++++ INFORMATION SUPPLIED

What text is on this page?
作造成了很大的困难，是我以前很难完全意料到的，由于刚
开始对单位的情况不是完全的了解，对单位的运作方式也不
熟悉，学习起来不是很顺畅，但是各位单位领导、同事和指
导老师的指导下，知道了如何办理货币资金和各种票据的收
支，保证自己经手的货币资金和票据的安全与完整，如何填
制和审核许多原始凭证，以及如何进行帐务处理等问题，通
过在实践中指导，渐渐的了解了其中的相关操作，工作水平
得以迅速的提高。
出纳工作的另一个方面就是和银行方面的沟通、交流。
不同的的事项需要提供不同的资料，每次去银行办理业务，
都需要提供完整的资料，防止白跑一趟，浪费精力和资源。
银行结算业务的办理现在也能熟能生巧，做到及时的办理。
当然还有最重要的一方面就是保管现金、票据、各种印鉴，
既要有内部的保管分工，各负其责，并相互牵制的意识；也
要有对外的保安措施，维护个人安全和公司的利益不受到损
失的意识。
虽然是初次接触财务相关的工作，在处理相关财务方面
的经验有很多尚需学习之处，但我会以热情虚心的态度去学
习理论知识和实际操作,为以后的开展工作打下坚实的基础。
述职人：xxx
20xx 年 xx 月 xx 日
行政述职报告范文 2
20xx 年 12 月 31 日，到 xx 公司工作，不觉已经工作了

++++++++

■ **WHAT THIS TASK INVOLVES**:
Print the listing above in full, exactly as it is.

■ **RESPONSE**:
What text is on this page?
作造成了很大的困难，是我以前很难完全意料到的，由于刚
开始对单位的情况不是完全的了解，对单位的运作方式也不
熟悉，学习起来不是很顺畅，但是各位单位领导、同事和指
导老师的指导下，知道了如何办理货币资金和各种票据的收
支，保证自己经手的货币资金和票据的安全与完整，如何填
制和审核许多原始凭证，以及如何进行帐务处理等问题，通
过在实践中指导，渐渐的了解了其中的相关操作，工作水平
得以迅速的提高。
出纳工作的另一个方面就是和银行方面的沟通、交流。
不同的的事项需要提供不同的资料，每次去银行办理业务，
都需要提供完整的资料，防止白跑一趟，浪费精力和资源。
银行结算业务的办理现在也能熟能生巧，做到及时的办理。
当然还有最重要的一方面就是保管现金、票据、各种印鉴，
既要有内部的保管分工，各负其责，并相互牵制的意识；也
要有对外的保安措施，维护个人安全和公司的利益不受到损
失的意识。
虽然是初次接触财务相关的工作，在处理相关财务方面
的经验有很多尚需学习之处，但我会以热情虚心的态度去学
习理论知识和实际操作,为以后的开展工作打下坚实的基础。
述职人：xxx
20xx 年 xx 月 xx 日
行政述职报告范文 2
20xx 年 12 月 31 日，到 xx 公司工作，不觉已经工作了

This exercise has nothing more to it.